## The task
List the claims that the Filshie Clip text below says the plaintiff's 93 page complaint included.

##### Document text #####

Filshie Clips are a form of contraception – tubal ligation, to be more specific. They are titanium clips with silicone linings.  Doctors implant them in a woman’s fallopian tube.  The Filshie Clip is a Class III medical device. That means it had to go through the rigorous PMA process, which it did in 1996. And that means that Filshie Clips enjoy express federal preemption of any claim seeking to impose “any requirement” that is “different from, or in addition to, any requirement” under the federal regulations. 

The claim in Wilson was the usual one: that the Filshie Clip had migrated and caused certain adverse health effects. The plaintiff claimed that such migration of Filshie Clips occurred 25% of the time in the overall patient population, that the defendants knew it, but did not warn her. The plaintiff also alleged that the defendants had failed to report adverse event complaints accurately to the Food and Drug Administration (FDA). Interestingly, the plaintiff’s doctor knew of the risk of migration, but apparently did not tell her. Also interestingly, the warnings and precautions section in the instructions accompanying the Filshie Clips discussed the importance of patient counselling and explicitly mentioned the risk of clip migration and expulsion. 

But, as with any failure to warn case, a plaintiff lawyer can always dream up an allegedly better warning. It is a vast waste of time and judicial resources.  Federal preemption should avoid or eliminate such waste. That is what happened in Wilson, though a bit later than we’d like. 

The plaintiff filed a 93 page complaint with a litany of multiple, redundant, and unnecessary claims. Here, those claims included strict product liability design defect, strict product liability failure to warn, negligence, gross negligence, and punitive damages. The defendants argued that the plaintiff’s claims were both implied and expressly preempted. The Wilson court agreed with the defense argument and dismissed the case. 

Implied preemption occurs under the Buckman Supreme Court case when plaintiffs seek to use state law to police statements that a defendant was required to make to the FDA under federal law.  The plaintiff’s design defect claims were expressly preempted because the design was FDA compliant.

##### Data extracts #####

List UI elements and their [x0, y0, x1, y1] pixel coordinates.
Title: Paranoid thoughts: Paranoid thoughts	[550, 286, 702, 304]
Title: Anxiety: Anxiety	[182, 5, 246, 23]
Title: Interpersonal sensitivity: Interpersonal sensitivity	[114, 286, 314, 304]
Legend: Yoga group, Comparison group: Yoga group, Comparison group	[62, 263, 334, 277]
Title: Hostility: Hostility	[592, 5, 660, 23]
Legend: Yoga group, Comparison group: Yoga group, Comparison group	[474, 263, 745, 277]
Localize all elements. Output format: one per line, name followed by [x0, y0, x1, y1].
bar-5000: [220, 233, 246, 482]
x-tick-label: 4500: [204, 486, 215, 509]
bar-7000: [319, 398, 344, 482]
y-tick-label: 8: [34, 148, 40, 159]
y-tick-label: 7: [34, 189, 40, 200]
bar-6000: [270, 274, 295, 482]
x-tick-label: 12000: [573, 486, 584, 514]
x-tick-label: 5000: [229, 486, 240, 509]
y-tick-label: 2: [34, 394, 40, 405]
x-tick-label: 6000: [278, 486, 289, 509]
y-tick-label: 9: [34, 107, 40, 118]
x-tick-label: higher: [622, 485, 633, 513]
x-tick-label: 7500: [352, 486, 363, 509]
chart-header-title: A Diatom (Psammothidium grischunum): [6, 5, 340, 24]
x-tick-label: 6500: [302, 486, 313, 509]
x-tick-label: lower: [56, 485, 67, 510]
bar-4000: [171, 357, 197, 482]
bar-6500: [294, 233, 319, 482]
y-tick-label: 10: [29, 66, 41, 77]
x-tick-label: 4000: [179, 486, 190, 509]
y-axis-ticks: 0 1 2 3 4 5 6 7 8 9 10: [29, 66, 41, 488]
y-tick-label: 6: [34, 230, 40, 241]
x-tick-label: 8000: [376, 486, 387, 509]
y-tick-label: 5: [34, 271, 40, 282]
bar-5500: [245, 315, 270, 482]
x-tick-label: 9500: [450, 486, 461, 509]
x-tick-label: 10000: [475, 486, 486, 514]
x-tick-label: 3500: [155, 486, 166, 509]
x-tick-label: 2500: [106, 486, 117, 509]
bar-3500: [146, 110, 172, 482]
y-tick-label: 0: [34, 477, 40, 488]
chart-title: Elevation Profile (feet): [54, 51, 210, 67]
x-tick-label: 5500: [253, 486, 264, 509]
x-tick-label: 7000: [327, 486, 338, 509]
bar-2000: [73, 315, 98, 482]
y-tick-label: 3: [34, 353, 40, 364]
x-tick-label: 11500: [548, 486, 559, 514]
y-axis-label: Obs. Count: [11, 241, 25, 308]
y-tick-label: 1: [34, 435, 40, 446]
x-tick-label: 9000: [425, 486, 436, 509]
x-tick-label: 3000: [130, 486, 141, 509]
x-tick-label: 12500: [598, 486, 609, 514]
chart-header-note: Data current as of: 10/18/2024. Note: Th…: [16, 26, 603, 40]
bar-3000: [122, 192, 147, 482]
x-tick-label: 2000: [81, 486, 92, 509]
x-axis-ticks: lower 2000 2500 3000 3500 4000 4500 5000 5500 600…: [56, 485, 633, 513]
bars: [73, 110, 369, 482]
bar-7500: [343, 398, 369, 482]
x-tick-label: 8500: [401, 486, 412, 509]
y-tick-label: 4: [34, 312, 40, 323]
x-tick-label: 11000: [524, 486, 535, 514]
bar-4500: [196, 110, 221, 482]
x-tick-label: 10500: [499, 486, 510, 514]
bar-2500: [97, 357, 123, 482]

#####

## Your solution
- Strict product liability design defect
- Strict product liability failure to warn
- Negligence
- Gross negligence
- Punitive damages